Show all lines holding "subtitle".

[BEGIN]

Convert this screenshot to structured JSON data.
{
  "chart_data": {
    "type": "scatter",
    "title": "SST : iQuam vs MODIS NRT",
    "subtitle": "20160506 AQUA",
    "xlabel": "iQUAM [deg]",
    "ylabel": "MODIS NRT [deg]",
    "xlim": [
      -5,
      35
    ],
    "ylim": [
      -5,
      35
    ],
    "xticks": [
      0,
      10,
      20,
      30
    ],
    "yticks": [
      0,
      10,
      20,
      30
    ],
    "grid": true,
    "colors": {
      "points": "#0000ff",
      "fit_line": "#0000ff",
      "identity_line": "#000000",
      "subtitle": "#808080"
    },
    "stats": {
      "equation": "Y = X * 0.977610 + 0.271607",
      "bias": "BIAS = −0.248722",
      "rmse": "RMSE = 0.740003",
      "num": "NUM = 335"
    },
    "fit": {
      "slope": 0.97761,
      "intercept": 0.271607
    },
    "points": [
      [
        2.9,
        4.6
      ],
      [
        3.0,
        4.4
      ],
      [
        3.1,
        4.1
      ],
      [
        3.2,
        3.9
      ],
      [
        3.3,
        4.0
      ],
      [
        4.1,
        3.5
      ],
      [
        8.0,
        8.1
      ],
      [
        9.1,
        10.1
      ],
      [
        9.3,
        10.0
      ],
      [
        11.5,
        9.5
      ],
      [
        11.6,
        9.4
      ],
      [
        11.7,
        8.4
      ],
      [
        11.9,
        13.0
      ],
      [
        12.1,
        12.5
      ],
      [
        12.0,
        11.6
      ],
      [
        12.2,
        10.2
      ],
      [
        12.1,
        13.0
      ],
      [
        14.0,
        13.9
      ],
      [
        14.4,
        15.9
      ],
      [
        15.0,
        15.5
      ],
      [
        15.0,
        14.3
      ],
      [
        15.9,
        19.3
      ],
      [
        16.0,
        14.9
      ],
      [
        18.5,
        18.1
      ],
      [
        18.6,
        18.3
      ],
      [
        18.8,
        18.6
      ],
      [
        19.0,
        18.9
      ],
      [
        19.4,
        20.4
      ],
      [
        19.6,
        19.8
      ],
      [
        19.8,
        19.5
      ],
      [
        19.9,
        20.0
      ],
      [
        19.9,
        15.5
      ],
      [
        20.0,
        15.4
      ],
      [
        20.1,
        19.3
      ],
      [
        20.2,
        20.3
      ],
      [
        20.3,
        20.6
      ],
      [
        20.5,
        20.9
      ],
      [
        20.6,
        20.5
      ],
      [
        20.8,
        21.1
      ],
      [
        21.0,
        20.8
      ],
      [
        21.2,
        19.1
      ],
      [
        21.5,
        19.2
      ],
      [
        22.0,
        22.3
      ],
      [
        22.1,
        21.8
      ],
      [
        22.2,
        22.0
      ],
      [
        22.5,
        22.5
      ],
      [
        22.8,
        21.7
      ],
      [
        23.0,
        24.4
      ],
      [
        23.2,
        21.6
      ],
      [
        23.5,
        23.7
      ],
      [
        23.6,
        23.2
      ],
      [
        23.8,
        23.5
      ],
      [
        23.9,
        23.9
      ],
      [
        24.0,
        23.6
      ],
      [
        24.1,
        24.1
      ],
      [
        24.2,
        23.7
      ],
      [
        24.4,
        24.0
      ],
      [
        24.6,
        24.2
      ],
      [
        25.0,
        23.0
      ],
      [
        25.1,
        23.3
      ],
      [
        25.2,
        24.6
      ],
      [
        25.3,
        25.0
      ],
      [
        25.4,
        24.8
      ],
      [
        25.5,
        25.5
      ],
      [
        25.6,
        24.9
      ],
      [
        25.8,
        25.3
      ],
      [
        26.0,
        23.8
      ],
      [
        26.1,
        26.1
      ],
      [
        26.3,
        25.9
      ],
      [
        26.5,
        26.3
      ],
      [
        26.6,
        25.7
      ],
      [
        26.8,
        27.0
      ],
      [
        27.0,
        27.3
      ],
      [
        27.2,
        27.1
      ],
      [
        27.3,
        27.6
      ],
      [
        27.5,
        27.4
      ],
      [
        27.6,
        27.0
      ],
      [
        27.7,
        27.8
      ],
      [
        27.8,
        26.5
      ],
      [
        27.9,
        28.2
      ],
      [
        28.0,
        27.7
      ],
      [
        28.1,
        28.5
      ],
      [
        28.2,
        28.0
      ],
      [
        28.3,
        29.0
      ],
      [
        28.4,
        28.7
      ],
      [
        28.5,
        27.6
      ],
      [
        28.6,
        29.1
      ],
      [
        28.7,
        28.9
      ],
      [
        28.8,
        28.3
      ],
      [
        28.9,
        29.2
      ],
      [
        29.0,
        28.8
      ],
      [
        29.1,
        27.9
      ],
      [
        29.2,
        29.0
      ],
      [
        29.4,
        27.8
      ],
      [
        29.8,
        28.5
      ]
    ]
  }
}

[END]

● Response below:
    "subtitle": "20160506 AQUA",
      "subtitle": "#808080"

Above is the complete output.